WORK REQUIRED: Extract the lines that carry the string "основаниям" from the listing.

☆ ☆ ☆

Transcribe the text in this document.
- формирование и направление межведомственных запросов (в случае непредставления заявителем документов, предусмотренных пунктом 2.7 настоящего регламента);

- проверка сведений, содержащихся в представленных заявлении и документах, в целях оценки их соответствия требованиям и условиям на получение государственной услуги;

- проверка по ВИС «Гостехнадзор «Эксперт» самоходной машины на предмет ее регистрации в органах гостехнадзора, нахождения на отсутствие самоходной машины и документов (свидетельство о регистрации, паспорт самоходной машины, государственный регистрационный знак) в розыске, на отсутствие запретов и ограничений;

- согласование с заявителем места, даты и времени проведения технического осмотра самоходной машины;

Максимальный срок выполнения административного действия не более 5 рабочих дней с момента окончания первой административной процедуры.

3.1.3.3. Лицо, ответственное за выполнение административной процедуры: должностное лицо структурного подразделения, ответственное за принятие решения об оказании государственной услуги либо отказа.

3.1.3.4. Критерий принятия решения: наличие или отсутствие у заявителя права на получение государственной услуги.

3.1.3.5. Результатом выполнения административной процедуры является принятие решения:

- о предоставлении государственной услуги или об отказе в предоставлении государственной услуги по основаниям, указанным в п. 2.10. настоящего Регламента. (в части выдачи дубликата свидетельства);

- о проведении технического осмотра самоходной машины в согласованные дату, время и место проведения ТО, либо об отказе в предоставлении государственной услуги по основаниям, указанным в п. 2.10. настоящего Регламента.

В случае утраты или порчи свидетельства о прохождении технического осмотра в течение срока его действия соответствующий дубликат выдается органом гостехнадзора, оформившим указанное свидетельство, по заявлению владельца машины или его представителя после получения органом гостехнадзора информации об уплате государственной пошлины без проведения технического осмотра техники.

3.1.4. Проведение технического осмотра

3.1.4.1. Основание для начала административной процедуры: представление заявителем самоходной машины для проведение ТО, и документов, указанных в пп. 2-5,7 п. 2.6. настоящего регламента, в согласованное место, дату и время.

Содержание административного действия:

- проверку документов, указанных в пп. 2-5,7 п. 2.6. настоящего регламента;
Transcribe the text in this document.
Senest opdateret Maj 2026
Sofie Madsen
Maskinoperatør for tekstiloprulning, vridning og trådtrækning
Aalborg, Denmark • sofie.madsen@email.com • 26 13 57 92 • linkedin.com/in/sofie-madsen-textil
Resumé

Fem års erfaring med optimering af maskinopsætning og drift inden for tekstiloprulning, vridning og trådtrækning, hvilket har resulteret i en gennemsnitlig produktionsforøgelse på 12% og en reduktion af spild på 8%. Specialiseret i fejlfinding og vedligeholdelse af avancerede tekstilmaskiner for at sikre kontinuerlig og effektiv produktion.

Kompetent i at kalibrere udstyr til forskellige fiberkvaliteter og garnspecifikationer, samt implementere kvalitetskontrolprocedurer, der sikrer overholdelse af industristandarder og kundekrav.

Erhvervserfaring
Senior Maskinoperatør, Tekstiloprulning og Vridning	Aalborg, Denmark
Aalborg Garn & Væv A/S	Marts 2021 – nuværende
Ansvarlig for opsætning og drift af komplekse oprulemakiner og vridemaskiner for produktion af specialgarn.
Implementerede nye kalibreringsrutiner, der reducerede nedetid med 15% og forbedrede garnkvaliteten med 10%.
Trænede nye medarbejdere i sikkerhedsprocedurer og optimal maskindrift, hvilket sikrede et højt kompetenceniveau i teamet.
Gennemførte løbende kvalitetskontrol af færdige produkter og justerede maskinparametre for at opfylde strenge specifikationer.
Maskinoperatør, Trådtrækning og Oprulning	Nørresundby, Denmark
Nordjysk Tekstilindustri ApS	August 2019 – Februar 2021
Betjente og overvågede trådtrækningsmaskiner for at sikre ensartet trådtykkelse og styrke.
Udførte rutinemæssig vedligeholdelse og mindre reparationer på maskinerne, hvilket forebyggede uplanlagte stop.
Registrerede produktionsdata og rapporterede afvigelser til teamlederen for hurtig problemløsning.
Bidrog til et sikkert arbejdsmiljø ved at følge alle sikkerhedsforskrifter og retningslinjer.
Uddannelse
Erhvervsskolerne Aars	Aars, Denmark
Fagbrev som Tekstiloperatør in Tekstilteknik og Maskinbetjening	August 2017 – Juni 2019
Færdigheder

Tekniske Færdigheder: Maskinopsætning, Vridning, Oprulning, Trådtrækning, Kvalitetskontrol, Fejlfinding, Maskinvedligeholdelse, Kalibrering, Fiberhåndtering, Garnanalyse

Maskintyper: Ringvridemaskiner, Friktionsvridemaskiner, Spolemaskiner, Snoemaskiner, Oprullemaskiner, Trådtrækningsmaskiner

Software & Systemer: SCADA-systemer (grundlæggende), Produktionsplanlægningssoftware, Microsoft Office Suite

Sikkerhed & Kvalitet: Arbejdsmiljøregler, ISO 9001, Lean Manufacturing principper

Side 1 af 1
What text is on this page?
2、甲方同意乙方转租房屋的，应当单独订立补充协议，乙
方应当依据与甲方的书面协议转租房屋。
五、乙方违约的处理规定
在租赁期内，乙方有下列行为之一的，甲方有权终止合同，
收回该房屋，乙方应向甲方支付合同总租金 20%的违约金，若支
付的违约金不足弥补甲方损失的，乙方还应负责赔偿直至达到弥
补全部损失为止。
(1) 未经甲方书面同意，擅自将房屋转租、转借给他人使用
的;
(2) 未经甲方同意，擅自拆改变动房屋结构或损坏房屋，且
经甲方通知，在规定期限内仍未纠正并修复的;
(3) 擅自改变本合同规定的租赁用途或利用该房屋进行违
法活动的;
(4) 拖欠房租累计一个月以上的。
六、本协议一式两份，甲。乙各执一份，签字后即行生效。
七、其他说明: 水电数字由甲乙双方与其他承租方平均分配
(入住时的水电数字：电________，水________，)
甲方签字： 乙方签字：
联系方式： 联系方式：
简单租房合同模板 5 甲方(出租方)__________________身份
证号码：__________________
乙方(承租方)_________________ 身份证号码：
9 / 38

☆ ☆ ☆

SOLUTION:
- о предоставлении государственной услуги или об отказе в предоставлении государственной услуги по основаниям, указанным в п. 2.10. настоящего Регламента. (в части выдачи дубликата свидетельства);
- о проведении технического осмотра самоходной машины в согласованные дату, время и место проведения ТО, либо об отказе в предоставлении государственной услуги по основаниям, указанным в п. 2.10. настоящего Регламента.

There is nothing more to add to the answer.